_Auszug:_
*-*-*
Meist sind die externen Systeme günstiger und teilweise auch besser zu handhaben als eine direkte S7-Siemens-Komponente. 

Ob man Produkte anderer Hersteller als "Baumarktprodukt" bezeichnen will, liegt im Auge des Betrachters. 
Man muss immer dran denken: Nicht Siemens hat die Welt erschaffen, sondern Gott! *ROFL*


----------



## Lars Weiß (11 Februar 2010)

Was ist das denn für eine schwachsinnige Anforderung ? 
Entweder ich trenne es von der Siemens-Welt oder ich trenne nicht. Gateway ODER mit Step7 konfigurierbar. 

Wo liegt denn das Problem ???


----------



## ProFieldTec (12 Februar 2010)
*-*-*
_Bereitgestellte Angaben:_

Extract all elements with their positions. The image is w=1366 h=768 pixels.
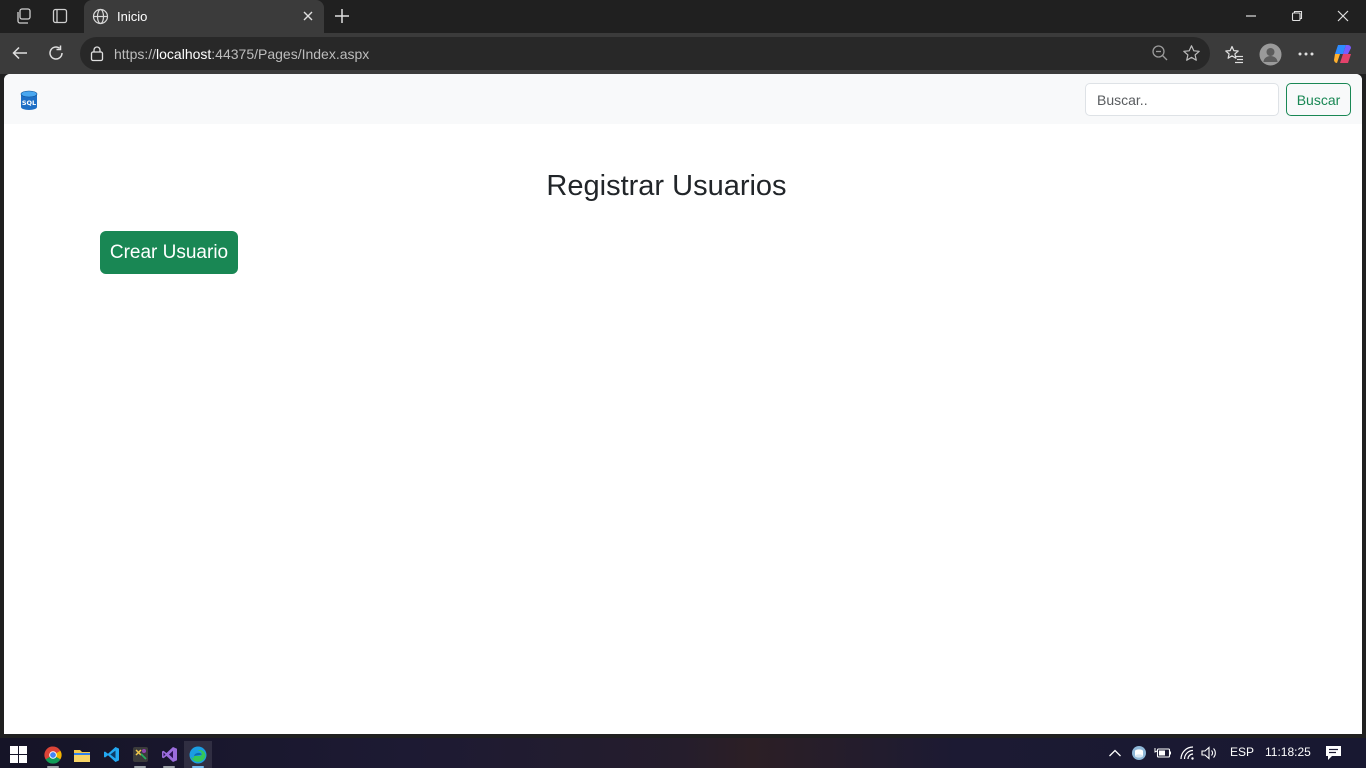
*-*-*
_Zu bearbeiten:_
1) Welche Wörter im Forumsauszug zur Siemens-Technik enthalten den Namen „Siemens“? Nenne alle in der Reihenfolge, in der sie vorkommen.
2) Wie könnte der Beitrag von ProFieldTec lauten? Setze den Forumsauszug zur Siemens-Technik nach seiner letzten Überschrift fort.

_Antworten:_
1) S7-Siemens-Komponente, Siemens, Siemens-Welt

2)
Das Thema ist ja  schon länger durch, aber für weitere Anforderungen hier mal ein paar Adressen:

Hilscher NetTAP 100-DP-RS
http://de.hilscher.com/products_details_hardware.html?p_id=P_4a9ce97d744bf&bs=8

Deutschmann Unigate
http://www.deutschmann.de/de/produkte/feldbus_iep/gateways/

HMS (Anybus) Profibus-DP Serial Gateway 
http://anybus.com/products/products.asp?PID=104&ProductType=Anybus%20Communicator

___________________________

Und wenn ich mir die Anmerkung noch erlauben darf.

> Was ist das denn für eine schwachsinnige Anforderung ? 

Der Kunde macht die Anforderungen und der Kunde ist König.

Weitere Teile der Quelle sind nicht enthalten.